== MATERIAL TO PROCESS ==
▼▼▼

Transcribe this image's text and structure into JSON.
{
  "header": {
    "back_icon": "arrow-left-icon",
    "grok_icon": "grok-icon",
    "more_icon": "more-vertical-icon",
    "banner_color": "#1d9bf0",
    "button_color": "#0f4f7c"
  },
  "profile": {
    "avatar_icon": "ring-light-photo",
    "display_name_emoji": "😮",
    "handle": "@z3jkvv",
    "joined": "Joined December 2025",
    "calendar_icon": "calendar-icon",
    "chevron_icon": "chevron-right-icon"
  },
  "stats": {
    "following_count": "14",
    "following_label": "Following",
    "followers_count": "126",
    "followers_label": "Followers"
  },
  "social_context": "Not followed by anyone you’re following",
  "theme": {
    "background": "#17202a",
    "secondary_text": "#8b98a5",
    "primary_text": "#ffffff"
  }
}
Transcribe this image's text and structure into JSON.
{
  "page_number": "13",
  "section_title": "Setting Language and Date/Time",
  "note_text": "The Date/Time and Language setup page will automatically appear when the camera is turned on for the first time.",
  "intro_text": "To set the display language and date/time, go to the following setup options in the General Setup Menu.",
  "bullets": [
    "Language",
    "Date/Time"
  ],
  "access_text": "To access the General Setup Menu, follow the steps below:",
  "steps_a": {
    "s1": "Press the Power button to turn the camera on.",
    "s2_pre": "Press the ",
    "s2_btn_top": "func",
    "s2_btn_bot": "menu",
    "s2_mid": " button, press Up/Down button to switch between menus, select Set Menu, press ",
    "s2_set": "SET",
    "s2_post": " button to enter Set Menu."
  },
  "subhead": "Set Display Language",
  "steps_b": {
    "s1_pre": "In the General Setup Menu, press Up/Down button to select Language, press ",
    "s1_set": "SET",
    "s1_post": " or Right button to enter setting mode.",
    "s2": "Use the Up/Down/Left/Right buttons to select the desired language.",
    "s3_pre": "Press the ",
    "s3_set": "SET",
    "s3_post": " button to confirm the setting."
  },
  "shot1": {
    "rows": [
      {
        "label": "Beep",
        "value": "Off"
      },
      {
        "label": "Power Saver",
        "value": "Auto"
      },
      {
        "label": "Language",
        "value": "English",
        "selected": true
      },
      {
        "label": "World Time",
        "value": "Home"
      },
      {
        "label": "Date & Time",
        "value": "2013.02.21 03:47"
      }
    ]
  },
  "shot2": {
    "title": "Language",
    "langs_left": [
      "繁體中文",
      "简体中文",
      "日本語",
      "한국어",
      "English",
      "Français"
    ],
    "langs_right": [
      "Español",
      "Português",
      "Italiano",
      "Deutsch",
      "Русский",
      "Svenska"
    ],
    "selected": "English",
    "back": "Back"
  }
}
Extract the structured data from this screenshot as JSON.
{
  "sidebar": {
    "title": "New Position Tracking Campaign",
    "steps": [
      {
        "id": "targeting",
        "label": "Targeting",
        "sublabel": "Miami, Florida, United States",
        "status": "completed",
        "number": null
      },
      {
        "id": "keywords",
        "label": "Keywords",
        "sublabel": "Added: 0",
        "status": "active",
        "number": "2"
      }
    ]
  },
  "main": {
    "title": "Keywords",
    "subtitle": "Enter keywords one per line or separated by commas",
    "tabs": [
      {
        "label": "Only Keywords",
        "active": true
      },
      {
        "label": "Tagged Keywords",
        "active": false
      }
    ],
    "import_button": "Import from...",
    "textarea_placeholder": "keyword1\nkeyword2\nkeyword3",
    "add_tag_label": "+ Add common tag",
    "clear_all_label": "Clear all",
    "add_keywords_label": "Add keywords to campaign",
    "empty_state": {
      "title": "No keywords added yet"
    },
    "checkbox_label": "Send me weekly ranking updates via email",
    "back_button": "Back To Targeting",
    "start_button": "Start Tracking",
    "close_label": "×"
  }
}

▲▲▲

== WRITTEN EXERCISE ==
Copy out the whole listing exactly as written.

== RESULT OF THIS TASK ==
Transcribe this image's text and structure into JSON.
{
  "header": {
    "back_icon": "arrow-left-icon",
    "grok_icon": "grok-icon",
    "more_icon": "more-vertical-icon",
    "banner_color": "#1d9bf0",
    "button_color": "#0f4f7c"
  },
  "profile": {
    "avatar_icon": "ring-light-photo",
    "display_name_emoji": "😮",
    "handle": "@z3jkvv",
    "joined": "Joined December 2025",
    "calendar_icon": "calendar-icon",
    "chevron_icon": "chevron-right-icon"
  },
  "stats": {
    "following_count": "14",
    "following_label": "Following",
    "followers_count": "126",
    "followers_label": "Followers"
  },
  "social_context": "Not followed by anyone you’re following",
  "theme": {
    "background": "#17202a",
    "secondary_text": "#8b98a5",
    "primary_text": "#ffffff"
  }
}
Transcribe this image's text and structure into JSON.
{
  "page_number": "13",
  "section_title": "Setting Language and Date/Time",
  "note_text": "The Date/Time and Language setup page will automatically appear when the camera is turned on for the first time.",
  "intro_text": "To set the display language and date/time, go to the following setup options in the General Setup Menu.",
  "bullets": [
    "Language",
    "Date/Time"
  ],
  "access_text": "To access the General Setup Menu, follow the steps below:",
  "steps_a": {
    "s1": "Press the Power button to turn the camera on.",
    "s2_pre": "Press the ",
    "s2_btn_top": "func",
    "s2_btn_bot": "menu",
    "s2_mid": " button, press Up/Down button to switch between menus, select Set Menu, press ",
    "s2_set": "SET",
    "s2_post": " button to enter Set Menu."
  },
  "subhead": "Set Display Language",
  "steps_b": {
    "s1_pre": "In the General Setup Menu, press Up/Down button to select Language, press ",
    "s1_set": "SET",
    "s1_post": " or Right button to enter setting mode.",
    "s2": "Use the Up/Down/Left/Right buttons to select the desired language.",
    "s3_pre": "Press the ",
    "s3_set": "SET",
    "s3_post": " button to confirm the setting."
  },
  "shot1": {
    "rows": [
      {
        "label": "Beep",
        "value": "Off"
      },
      {
        "label": "Power Saver",
        "value": "Auto"
      },
      {
        "label": "Language",
        "value": "English",
        "selected": true
      },
      {
        "label": "World Time",
        "value": "Home"
      },
      {
        "label": "Date & Time",
        "value": "2013.02.21 03:47"
      }
    ]
  },
  "shot2": {
    "title": "Language",
    "langs_left": [
      "繁體中文",
      "简体中文",
      "日本語",
      "한국어",
      "English",
      "Français"
    ],
    "langs_right": [
      "Español",
      "Português",
      "Italiano",
      "Deutsch",
      "Русский",
      "Svenska"
    ],
    "selected": "English",
    "back": "Back"
  }
}
Extract the structured data from this screenshot as JSON.
{
  "sidebar": {
    "title": "New Position Tracking Campaign",
    "steps": [
      {
        "id": "targeting",
        "label": "Targeting",
        "sublabel": "Miami, Florida, United States",
        "status": "completed",
        "number": null
      },
      {
        "id": "keywords",
        "label": "Keywords",
        "sublabel": "Added: 0",
        "status": "active",
        "number": "2"
      }
    ]
  },
  "main": {
    "title": "Keywords",
    "subtitle": "Enter keywords one per line or separated by commas",
    "tabs": [
      {
        "label": "Only Keywords",
        "active": true
      },
      {
        "label": "Tagged Keywords",
        "active": false
      }
    ],
    "import_button": "Import from...",
    "textarea_placeholder": "keyword1\nkeyword2\nkeyword3",
    "add_tag_label": "+ Add common tag",
    "clear_all_label": "Clear all",
    "add_keywords_label": "Add keywords to campaign",
    "empty_state": {
      "title": "No keywords added yet"
    },
    "checkbox_label": "Send me weekly ranking updates via email",
    "back_button": "Back To Targeting",
    "start_button": "Start Tracking",
    "close_label": "×"
  }
}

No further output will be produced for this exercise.